> **Given problem**: Show all lines from the data that include the word "name".

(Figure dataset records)
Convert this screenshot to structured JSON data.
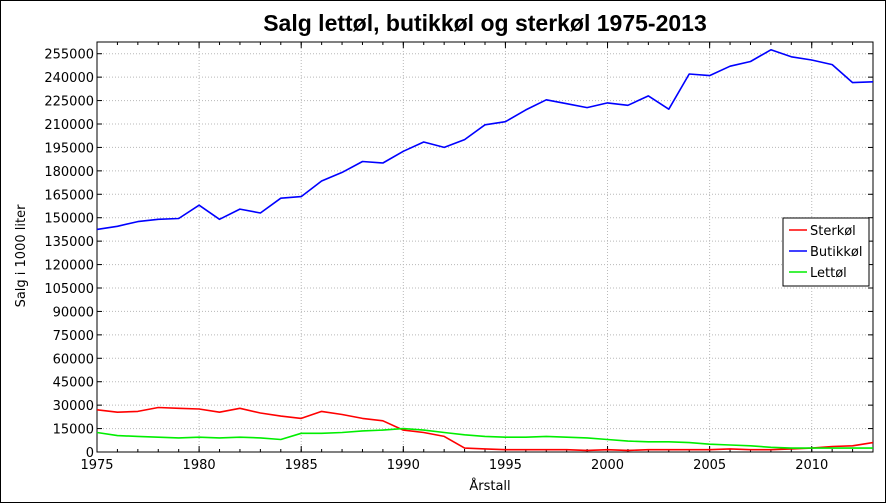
{
  "chart_data": {
    "type": "line",
    "title": "Salg lettøl, butikkøl og sterkøl 1975-2013",
    "xlabel": "Årstall",
    "ylabel": "Salg i 1000 liter",
    "xlim": [
      1975,
      2013
    ],
    "ylim": [
      0,
      262500
    ],
    "x_ticks": [
      1975,
      1980,
      1985,
      1990,
      1995,
      2000,
      2005,
      2010
    ],
    "y_ticks": [
      0,
      15000,
      30000,
      45000,
      60000,
      75000,
      90000,
      105000,
      120000,
      135000,
      150000,
      165000,
      180000,
      195000,
      210000,
      225000,
      240000,
      255000
    ],
    "grid": true,
    "legend_position": "center-right",
    "x": [
      1975,
      1976,
      1977,
      1978,
      1979,
      1980,
      1981,
      1982,
      1983,
      1984,
      1985,
      1986,
      1987,
      1988,
      1989,
      1990,
      1991,
      1992,
      1993,
      1994,
      1995,
      1996,
      1997,
      1998,
      1999,
      2000,
      2001,
      2002,
      2003,
      2004,
      2005,
      2006,
      2007,
      2008,
      2009,
      2010,
      2011,
      2012,
      2013
    ],
    "series": [
      {
        "name": "Sterkøl",
        "color": "#ff0000",
        "values": [
          27000,
          25500,
          26000,
          28500,
          28000,
          27500,
          25500,
          28000,
          25000,
          23000,
          21500,
          26000,
          24000,
          21500,
          20000,
          14000,
          12500,
          10000,
          2500,
          2000,
          1500,
          1500,
          1500,
          1500,
          1000,
          1500,
          1000,
          1500,
          1500,
          1500,
          1500,
          2000,
          1500,
          1500,
          2000,
          2500,
          3500,
          4000,
          6000
        ]
      },
      {
        "name": "Butikkøl",
        "color": "#0000ff",
        "values": [
          142500,
          144500,
          147500,
          149000,
          149500,
          158000,
          149000,
          155500,
          153000,
          162500,
          163500,
          173500,
          179000,
          186000,
          185000,
          192500,
          198500,
          195000,
          200000,
          209500,
          211500,
          219000,
          225500,
          223000,
          220500,
          223500,
          222000,
          228000,
          219500,
          242000,
          241000,
          247000,
          250000,
          257500,
          253000,
          251000,
          248000,
          236500,
          237000
        ]
      },
      {
        "name": "Lettøl",
        "color": "#00ee00",
        "values": [
          12500,
          10500,
          10000,
          9500,
          9000,
          9500,
          9000,
          9500,
          9000,
          8000,
          12000,
          12000,
          12500,
          13500,
          14000,
          15000,
          14000,
          12500,
          11000,
          10000,
          9500,
          9500,
          10000,
          9500,
          9000,
          8000,
          7000,
          6500,
          6500,
          6000,
          5000,
          4500,
          4000,
          3000,
          2500,
          2500,
          2500,
          2500,
          2500
        ]
      }
    ]
  }
}
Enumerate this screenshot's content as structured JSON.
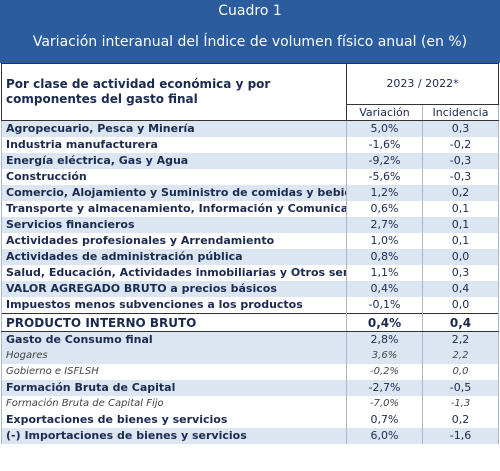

> **Finished exercise**:
        "name": "Sterkøl",
        "name": "Butikkøl",
        "name": "Lettøl",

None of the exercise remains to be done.